* [SET TASK]: What is the number of lines in these entries that contain "소유확인"? State it alone.

* [SOURCE MATERIAL]:
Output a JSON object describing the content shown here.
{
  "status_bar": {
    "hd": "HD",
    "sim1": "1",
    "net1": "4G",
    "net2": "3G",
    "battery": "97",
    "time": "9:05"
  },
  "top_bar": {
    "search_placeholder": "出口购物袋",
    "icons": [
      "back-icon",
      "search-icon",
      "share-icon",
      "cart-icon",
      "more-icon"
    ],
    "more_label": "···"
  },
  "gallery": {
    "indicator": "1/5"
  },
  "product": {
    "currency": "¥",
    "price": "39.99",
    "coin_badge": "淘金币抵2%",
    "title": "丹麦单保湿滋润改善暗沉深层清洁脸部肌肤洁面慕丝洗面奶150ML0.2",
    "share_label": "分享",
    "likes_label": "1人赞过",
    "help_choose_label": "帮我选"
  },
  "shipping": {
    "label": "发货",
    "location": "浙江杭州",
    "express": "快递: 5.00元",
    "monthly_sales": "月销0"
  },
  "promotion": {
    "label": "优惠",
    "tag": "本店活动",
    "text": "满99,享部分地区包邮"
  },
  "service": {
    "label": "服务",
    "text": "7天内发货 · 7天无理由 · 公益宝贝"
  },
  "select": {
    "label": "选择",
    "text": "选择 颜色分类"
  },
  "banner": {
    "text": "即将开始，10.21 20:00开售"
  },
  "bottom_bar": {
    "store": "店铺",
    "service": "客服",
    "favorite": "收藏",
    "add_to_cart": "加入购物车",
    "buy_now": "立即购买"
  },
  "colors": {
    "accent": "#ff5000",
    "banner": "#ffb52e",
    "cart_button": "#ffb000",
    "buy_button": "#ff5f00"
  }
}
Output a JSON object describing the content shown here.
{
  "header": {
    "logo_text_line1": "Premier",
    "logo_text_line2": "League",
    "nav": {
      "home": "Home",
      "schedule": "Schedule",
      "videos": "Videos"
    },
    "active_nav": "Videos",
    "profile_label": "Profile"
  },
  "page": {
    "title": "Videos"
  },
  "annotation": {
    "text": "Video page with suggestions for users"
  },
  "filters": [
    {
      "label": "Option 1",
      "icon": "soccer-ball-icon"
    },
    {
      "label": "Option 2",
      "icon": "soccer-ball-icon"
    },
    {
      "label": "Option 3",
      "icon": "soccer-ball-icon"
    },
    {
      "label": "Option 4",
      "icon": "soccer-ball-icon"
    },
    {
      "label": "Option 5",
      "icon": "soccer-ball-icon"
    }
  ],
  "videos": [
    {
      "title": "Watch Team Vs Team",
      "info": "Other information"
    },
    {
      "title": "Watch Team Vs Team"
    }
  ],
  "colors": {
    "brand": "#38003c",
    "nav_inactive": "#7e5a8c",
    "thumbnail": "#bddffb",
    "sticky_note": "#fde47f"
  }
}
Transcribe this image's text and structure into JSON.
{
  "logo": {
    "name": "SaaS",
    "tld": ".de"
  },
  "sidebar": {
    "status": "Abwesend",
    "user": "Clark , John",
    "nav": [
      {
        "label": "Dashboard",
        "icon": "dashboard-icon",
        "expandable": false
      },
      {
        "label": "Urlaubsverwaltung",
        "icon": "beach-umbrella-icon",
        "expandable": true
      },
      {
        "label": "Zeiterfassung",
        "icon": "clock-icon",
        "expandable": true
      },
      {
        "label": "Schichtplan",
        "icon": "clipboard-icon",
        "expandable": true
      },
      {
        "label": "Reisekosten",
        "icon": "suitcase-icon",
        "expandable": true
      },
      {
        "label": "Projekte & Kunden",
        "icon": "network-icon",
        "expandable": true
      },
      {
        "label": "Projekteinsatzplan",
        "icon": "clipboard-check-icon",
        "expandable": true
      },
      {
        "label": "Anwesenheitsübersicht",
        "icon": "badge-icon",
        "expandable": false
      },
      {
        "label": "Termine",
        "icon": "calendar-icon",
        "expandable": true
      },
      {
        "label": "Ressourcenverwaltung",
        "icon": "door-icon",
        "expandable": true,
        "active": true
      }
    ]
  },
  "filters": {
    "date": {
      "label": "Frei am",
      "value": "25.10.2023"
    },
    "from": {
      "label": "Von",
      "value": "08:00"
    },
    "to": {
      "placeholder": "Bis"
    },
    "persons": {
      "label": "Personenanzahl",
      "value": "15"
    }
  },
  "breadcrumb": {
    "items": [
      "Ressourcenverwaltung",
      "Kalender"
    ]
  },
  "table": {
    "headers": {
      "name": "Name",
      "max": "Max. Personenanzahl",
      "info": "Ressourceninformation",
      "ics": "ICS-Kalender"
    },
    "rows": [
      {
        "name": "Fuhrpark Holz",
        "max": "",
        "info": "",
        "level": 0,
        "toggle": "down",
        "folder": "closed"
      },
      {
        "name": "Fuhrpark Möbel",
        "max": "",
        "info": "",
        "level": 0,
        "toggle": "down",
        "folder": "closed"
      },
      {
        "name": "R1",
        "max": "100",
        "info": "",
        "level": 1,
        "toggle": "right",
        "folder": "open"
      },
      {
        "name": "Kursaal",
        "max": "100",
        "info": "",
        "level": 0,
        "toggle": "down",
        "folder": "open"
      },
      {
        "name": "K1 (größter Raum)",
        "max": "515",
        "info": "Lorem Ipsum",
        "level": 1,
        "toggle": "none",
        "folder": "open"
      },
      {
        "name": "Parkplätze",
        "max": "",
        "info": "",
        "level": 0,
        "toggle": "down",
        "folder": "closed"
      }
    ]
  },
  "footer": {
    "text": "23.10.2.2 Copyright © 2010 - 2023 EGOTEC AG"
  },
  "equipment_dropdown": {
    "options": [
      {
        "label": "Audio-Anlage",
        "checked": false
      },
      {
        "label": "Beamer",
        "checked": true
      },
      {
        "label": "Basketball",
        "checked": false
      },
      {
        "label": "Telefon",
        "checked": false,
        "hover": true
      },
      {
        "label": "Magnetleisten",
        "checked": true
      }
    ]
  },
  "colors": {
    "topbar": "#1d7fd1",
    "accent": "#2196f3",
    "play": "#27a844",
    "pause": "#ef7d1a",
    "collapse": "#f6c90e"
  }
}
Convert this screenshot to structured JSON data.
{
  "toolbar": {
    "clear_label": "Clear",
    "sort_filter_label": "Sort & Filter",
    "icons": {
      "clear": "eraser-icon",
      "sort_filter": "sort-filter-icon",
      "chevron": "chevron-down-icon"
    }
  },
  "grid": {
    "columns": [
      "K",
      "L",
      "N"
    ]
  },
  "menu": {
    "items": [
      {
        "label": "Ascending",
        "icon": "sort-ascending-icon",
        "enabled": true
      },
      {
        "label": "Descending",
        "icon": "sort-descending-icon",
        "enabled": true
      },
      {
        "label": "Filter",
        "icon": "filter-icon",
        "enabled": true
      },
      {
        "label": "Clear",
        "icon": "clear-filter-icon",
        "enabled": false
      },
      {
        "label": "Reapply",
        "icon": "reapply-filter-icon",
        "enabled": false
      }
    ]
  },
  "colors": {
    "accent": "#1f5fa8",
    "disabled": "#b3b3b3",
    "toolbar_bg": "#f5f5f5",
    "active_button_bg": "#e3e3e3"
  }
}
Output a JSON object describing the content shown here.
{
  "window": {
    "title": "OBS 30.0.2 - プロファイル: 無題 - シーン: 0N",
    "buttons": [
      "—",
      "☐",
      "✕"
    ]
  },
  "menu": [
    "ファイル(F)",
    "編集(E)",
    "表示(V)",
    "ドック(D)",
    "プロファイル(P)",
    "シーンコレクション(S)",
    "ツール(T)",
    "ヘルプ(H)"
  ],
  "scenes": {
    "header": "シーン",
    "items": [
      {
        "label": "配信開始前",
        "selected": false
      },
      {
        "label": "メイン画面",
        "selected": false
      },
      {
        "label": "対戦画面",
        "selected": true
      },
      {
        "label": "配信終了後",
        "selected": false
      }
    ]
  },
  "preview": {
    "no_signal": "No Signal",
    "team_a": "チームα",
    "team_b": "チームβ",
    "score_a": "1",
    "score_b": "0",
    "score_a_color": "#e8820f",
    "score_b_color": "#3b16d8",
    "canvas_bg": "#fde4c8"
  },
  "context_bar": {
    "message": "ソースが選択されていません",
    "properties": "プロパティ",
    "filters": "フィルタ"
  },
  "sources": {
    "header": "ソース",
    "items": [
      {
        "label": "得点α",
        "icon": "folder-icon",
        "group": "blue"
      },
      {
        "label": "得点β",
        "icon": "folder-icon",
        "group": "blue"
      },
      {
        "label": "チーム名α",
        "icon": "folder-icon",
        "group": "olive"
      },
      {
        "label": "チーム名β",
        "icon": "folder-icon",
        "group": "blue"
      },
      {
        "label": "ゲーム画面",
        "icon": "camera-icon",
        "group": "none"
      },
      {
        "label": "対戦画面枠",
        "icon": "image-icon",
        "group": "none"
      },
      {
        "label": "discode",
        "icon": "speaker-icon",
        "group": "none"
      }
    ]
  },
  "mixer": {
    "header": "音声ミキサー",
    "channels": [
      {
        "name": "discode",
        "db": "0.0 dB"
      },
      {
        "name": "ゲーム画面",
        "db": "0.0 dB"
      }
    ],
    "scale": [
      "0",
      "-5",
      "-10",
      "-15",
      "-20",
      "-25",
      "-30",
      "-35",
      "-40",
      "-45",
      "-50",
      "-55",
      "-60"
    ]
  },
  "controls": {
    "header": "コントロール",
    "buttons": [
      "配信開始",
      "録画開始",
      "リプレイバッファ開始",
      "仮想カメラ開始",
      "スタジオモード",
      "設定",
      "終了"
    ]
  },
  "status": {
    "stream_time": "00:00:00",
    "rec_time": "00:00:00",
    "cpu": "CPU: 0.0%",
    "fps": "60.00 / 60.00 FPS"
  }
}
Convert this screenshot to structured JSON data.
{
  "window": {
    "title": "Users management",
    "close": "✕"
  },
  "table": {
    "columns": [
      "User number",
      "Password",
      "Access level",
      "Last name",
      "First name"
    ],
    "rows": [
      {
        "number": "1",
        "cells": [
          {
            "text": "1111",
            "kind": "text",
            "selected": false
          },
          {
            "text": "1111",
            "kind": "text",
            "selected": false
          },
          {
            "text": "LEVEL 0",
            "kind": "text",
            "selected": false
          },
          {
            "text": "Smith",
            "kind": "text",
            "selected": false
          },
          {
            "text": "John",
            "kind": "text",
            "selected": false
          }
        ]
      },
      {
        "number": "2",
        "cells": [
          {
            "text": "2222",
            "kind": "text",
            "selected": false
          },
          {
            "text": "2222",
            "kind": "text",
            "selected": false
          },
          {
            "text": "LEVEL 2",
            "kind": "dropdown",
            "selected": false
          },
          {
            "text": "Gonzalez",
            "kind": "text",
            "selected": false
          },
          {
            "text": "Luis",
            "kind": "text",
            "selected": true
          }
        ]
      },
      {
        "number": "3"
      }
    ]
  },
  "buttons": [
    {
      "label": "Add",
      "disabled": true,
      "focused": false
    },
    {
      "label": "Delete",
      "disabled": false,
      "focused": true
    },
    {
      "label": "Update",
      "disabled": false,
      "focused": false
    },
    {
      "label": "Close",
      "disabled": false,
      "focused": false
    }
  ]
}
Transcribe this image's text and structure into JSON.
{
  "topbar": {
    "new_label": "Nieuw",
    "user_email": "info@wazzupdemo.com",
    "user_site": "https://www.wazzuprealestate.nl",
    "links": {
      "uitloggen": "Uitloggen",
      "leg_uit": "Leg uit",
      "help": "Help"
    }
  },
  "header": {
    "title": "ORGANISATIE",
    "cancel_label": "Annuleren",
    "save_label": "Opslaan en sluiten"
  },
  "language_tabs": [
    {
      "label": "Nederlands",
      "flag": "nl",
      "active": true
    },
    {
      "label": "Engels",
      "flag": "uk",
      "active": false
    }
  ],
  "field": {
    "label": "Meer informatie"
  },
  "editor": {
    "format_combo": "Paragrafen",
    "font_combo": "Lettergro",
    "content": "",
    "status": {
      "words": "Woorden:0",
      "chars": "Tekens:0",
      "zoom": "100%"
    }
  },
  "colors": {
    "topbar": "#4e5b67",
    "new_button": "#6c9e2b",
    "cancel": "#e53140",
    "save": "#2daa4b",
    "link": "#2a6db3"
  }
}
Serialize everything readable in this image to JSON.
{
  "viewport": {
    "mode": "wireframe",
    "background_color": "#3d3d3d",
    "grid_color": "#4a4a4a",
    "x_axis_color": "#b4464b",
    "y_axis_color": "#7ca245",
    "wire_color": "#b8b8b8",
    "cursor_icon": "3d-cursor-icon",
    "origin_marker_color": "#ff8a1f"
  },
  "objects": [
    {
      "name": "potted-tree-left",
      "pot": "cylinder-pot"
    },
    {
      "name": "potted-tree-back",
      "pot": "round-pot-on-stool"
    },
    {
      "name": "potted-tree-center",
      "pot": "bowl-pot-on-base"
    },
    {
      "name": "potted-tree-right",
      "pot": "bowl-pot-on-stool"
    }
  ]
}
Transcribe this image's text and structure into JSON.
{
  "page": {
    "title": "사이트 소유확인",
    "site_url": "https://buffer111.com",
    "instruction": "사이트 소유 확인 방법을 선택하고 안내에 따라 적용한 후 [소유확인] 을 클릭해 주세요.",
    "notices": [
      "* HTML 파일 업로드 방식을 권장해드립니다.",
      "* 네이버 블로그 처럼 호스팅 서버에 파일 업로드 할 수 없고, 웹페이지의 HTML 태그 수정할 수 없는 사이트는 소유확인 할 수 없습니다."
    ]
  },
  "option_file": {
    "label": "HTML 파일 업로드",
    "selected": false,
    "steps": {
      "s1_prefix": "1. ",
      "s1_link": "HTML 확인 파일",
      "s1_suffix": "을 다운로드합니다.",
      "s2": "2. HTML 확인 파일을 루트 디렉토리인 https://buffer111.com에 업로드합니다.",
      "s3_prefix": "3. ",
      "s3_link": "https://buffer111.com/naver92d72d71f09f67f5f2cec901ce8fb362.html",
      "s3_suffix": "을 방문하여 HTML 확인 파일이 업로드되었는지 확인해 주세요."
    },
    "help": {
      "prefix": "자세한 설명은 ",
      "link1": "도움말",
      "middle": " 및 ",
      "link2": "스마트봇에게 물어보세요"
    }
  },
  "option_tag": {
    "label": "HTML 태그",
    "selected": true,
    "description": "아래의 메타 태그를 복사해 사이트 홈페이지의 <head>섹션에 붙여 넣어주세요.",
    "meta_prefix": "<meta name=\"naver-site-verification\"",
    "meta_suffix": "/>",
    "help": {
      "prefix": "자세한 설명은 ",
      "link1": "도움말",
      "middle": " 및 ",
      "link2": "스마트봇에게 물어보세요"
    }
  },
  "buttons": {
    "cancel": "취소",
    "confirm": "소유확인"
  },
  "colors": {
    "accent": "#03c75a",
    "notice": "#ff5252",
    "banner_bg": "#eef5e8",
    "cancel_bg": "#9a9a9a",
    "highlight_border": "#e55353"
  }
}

* [FINAL RESULT]: 4